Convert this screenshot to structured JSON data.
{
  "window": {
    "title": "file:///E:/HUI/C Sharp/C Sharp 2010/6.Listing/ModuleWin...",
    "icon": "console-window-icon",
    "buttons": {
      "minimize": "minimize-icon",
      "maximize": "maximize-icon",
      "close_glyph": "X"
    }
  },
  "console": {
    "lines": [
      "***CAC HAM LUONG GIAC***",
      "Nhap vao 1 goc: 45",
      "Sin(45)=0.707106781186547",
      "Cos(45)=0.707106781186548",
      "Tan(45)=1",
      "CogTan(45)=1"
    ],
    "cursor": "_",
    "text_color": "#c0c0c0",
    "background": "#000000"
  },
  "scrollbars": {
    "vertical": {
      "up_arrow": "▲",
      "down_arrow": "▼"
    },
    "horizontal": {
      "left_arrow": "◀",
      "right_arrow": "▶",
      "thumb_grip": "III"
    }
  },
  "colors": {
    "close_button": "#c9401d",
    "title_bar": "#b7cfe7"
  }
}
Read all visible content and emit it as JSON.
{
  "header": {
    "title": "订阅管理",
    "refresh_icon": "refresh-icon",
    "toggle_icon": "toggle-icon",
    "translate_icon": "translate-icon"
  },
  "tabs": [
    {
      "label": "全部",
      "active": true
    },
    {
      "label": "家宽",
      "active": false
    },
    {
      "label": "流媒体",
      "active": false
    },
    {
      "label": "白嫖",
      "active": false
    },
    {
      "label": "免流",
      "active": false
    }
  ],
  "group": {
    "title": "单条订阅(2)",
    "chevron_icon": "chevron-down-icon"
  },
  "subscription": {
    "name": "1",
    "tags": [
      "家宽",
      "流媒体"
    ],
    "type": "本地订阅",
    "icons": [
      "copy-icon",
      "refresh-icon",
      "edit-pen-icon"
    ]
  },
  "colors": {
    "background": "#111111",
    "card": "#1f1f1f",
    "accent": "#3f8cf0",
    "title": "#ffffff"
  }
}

Stated problem: Copy out the whole listing exactly.

Response to this task:
Convert this screenshot to structured JSON data.
{
  "window": {
    "title": "file:///E:/HUI/C Sharp/C Sharp 2010/6.Listing/ModuleWin...",
    "icon": "console-window-icon",
    "buttons": {
      "minimize": "minimize-icon",
      "maximize": "maximize-icon",
      "close_glyph": "X"
    }
  },
  "console": {
    "lines": [
      "***CAC HAM LUONG GIAC***",
      "Nhap vao 1 goc: 45",
      "Sin(45)=0.707106781186547",
      "Cos(45)=0.707106781186548",
      "Tan(45)=1",
      "CogTan(45)=1"
    ],
    "cursor": "_",
    "text_color": "#c0c0c0",
    "background": "#000000"
  },
  "scrollbars": {
    "vertical": {
      "up_arrow": "▲",
      "down_arrow": "▼"
    },
    "horizontal": {
      "left_arrow": "◀",
      "right_arrow": "▶",
      "thumb_grip": "III"
    }
  },
  "colors": {
    "close_button": "#c9401d",
    "title_bar": "#b7cfe7"
  }
}
Read all visible content and emit it as JSON.
{
  "header": {
    "title": "订阅管理",
    "refresh_icon": "refresh-icon",
    "toggle_icon": "toggle-icon",
    "translate_icon": "translate-icon"
  },
  "tabs": [
    {
      "label": "全部",
      "active": true
    },
    {
      "label": "家宽",
      "active": false
    },
    {
      "label": "流媒体",
      "active": false
    },
    {
      "label": "白嫖",
      "active": false
    },
    {
      "label": "免流",
      "active": false
    }
  ],
  "group": {
    "title": "单条订阅(2)",
    "chevron_icon": "chevron-down-icon"
  },
  "subscription": {
    "name": "1",
    "tags": [
      "家宽",
      "流媒体"
    ],
    "type": "本地订阅",
    "icons": [
      "copy-icon",
      "refresh-icon",
      "edit-pen-icon"
    ]
  },
  "colors": {
    "background": "#111111",
    "card": "#1f1f1f",
    "accent": "#3f8cf0",
    "title": "#ffffff"
  }
}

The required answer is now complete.